## Begin
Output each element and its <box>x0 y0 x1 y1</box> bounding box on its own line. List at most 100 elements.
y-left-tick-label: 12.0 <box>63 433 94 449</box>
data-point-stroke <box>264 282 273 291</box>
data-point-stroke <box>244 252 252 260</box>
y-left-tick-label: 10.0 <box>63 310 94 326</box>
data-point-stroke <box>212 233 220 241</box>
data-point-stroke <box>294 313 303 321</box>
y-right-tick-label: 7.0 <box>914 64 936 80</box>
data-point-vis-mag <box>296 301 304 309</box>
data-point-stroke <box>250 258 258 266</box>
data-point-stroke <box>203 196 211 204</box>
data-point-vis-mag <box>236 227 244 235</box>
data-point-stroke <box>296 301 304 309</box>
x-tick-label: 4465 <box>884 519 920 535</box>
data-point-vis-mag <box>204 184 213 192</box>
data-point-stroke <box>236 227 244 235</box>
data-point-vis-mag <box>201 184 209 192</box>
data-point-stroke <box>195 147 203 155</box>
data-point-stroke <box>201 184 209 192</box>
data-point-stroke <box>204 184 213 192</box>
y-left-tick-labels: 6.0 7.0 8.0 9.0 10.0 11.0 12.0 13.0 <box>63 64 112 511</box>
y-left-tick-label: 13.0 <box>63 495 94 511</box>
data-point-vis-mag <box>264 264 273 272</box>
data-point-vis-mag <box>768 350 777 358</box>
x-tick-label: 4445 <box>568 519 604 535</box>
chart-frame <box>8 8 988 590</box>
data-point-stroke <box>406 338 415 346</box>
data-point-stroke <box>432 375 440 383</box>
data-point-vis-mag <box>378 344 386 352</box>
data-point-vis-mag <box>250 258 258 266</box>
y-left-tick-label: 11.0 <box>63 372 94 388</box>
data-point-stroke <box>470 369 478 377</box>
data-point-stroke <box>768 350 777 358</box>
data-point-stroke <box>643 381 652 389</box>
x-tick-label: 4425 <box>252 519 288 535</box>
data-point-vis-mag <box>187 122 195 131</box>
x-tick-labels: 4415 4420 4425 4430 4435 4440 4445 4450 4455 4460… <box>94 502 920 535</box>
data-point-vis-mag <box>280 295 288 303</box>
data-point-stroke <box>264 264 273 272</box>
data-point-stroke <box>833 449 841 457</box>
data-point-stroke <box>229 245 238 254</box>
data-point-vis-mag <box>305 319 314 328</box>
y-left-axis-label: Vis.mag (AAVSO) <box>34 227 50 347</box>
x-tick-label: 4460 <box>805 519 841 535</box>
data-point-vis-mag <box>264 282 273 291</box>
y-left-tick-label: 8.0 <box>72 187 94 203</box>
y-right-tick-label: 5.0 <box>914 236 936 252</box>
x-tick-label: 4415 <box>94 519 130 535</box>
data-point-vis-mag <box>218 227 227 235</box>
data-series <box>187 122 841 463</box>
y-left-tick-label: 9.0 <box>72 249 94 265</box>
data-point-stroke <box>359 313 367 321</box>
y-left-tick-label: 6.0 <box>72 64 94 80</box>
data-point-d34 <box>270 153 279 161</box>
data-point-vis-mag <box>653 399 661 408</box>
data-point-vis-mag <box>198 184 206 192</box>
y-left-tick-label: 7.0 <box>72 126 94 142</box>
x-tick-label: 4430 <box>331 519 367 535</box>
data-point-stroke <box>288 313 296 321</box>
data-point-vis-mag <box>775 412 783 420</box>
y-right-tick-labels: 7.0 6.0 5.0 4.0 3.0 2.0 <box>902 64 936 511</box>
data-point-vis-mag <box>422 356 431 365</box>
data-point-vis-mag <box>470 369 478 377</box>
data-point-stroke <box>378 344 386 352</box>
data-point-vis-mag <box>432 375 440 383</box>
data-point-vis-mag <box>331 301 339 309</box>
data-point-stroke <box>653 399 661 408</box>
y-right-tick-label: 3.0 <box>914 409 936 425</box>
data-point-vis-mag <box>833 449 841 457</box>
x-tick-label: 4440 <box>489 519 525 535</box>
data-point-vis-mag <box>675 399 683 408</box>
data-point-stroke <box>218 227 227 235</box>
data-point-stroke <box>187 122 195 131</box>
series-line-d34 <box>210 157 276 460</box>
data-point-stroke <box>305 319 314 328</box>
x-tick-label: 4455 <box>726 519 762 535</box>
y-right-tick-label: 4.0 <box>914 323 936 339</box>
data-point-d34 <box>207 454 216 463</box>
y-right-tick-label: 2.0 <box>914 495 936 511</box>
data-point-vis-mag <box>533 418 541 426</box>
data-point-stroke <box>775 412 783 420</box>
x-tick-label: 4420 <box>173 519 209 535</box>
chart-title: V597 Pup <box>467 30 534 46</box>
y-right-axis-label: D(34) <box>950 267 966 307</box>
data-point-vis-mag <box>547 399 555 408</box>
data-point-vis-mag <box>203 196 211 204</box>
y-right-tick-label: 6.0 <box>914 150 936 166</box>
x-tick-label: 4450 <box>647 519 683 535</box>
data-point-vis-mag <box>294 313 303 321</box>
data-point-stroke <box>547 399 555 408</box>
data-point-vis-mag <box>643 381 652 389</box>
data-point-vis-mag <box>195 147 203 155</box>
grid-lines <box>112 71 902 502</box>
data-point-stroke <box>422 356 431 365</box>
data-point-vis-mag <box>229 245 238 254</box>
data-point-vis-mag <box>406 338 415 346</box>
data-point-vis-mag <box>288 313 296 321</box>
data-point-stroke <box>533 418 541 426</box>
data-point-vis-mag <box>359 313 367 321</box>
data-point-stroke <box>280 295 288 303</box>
## End
** PROMPT **
Can you reproduce the entry above verbatim, line for line?

** EXPECTED ANSWER **
Output each element and its <box>x0 y0 x1 y1</box> bounding box on its own line. List at most 100 elements.
y-left-tick-label: 12.0 <box>63 433 94 449</box>
data-point-stroke <box>264 282 273 291</box>
data-point-stroke <box>244 252 252 260</box>
y-left-tick-label: 10.0 <box>63 310 94 326</box>
data-point-stroke <box>212 233 220 241</box>
data-point-stroke <box>294 313 303 321</box>
y-right-tick-label: 7.0 <box>914 64 936 80</box>
data-point-vis-mag <box>296 301 304 309</box>
data-point-stroke <box>250 258 258 266</box>
data-point-stroke <box>203 196 211 204</box>
data-point-vis-mag <box>236 227 244 235</box>
data-point-stroke <box>296 301 304 309</box>
x-tick-label: 4465 <box>884 519 920 535</box>
data-point-vis-mag <box>204 184 213 192</box>
data-point-stroke <box>236 227 244 235</box>
data-point-vis-mag <box>201 184 209 192</box>
data-point-stroke <box>195 147 203 155</box>
data-point-stroke <box>201 184 209 192</box>
data-point-stroke <box>204 184 213 192</box>
y-left-tick-labels: 6.0 7.0 8.0 9.0 10.0 11.0 12.0 13.0 <box>63 64 112 511</box>
y-left-tick-label: 13.0 <box>63 495 94 511</box>
data-point-vis-mag <box>264 264 273 272</box>
data-point-vis-mag <box>768 350 777 358</box>
x-tick-label: 4445 <box>568 519 604 535</box>
chart-frame <box>8 8 988 590</box>
data-point-stroke <box>406 338 415 346</box>
data-point-stroke <box>432 375 440 383</box>
data-point-vis-mag <box>378 344 386 352</box>
data-point-vis-mag <box>250 258 258 266</box>
y-left-tick-label: 11.0 <box>63 372 94 388</box>
data-point-stroke <box>470 369 478 377</box>
data-point-stroke <box>768 350 777 358</box>
data-point-stroke <box>643 381 652 389</box>
x-tick-label: 4425 <box>252 519 288 535</box>
data-point-vis-mag <box>187 122 195 131</box>
x-tick-labels: 4415 4420 4425 4430 4435 4440 4445 4450 4455 4460… <box>94 502 920 535</box>
data-point-vis-mag <box>280 295 288 303</box>
data-point-stroke <box>264 264 273 272</box>
data-point-stroke <box>833 449 841 457</box>
data-point-stroke <box>229 245 238 254</box>
data-point-vis-mag <box>305 319 314 328</box>
y-left-axis-label: Vis.mag (AAVSO) <box>34 227 50 347</box>
x-tick-label: 4460 <box>805 519 841 535</box>
data-point-vis-mag <box>264 282 273 291</box>
y-left-tick-label: 8.0 <box>72 187 94 203</box>
y-right-tick-label: 5.0 <box>914 236 936 252</box>
x-tick-label: 4415 <box>94 519 130 535</box>
data-point-vis-mag <box>218 227 227 235</box>
data-series <box>187 122 841 463</box>
y-left-tick-label: 9.0 <box>72 249 94 265</box>
data-point-stroke <box>359 313 367 321</box>
y-left-tick-label: 6.0 <box>72 64 94 80</box>
data-point-d34 <box>270 153 279 161</box>
data-point-vis-mag <box>653 399 661 408</box>
data-point-vis-mag <box>198 184 206 192</box>
y-left-tick-label: 7.0 <box>72 126 94 142</box>
x-tick-label: 4430 <box>331 519 367 535</box>
data-point-stroke <box>288 313 296 321</box>
data-point-vis-mag <box>775 412 783 420</box>
y-right-tick-labels: 7.0 6.0 5.0 4.0 3.0 2.0 <box>902 64 936 511</box>
data-point-vis-mag <box>422 356 431 365</box>
data-point-vis-mag <box>470 369 478 377</box>
data-point-stroke <box>378 344 386 352</box>
data-point-vis-mag <box>432 375 440 383</box>
data-point-vis-mag <box>331 301 339 309</box>
data-point-stroke <box>653 399 661 408</box>
y-right-tick-label: 3.0 <box>914 409 936 425</box>
data-point-vis-mag <box>833 449 841 457</box>
x-tick-label: 4440 <box>489 519 525 535</box>
data-point-vis-mag <box>675 399 683 408</box>
data-point-stroke <box>218 227 227 235</box>
data-point-stroke <box>187 122 195 131</box>
series-line-d34 <box>210 157 276 460</box>
data-point-stroke <box>305 319 314 328</box>
x-tick-label: 4455 <box>726 519 762 535</box>
y-right-tick-label: 4.0 <box>914 323 936 339</box>
data-point-d34 <box>207 454 216 463</box>
y-right-tick-label: 2.0 <box>914 495 936 511</box>
data-point-vis-mag <box>533 418 541 426</box>
data-point-stroke <box>775 412 783 420</box>
x-tick-label: 4420 <box>173 519 209 535</box>
chart-title: V597 Pup <box>467 30 534 46</box>
y-right-axis-label: D(34) <box>950 267 966 307</box>
data-point-vis-mag <box>547 399 555 408</box>
data-point-vis-mag <box>203 196 211 204</box>
y-right-tick-label: 6.0 <box>914 150 936 166</box>
x-tick-label: 4450 <box>647 519 683 535</box>
data-point-vis-mag <box>294 313 303 321</box>
data-point-stroke <box>547 399 555 408</box>
data-point-vis-mag <box>643 381 652 389</box>
data-point-vis-mag <box>195 147 203 155</box>
grid-lines <box>112 71 902 502</box>
data-point-stroke <box>422 356 431 365</box>
data-point-vis-mag <box>229 245 238 254</box>
data-point-vis-mag <box>406 338 415 346</box>
data-point-vis-mag <box>288 313 296 321</box>
data-point-stroke <box>533 418 541 426</box>
data-point-vis-mag <box>359 313 367 321</box>
data-point-stroke <box>280 295 288 303</box>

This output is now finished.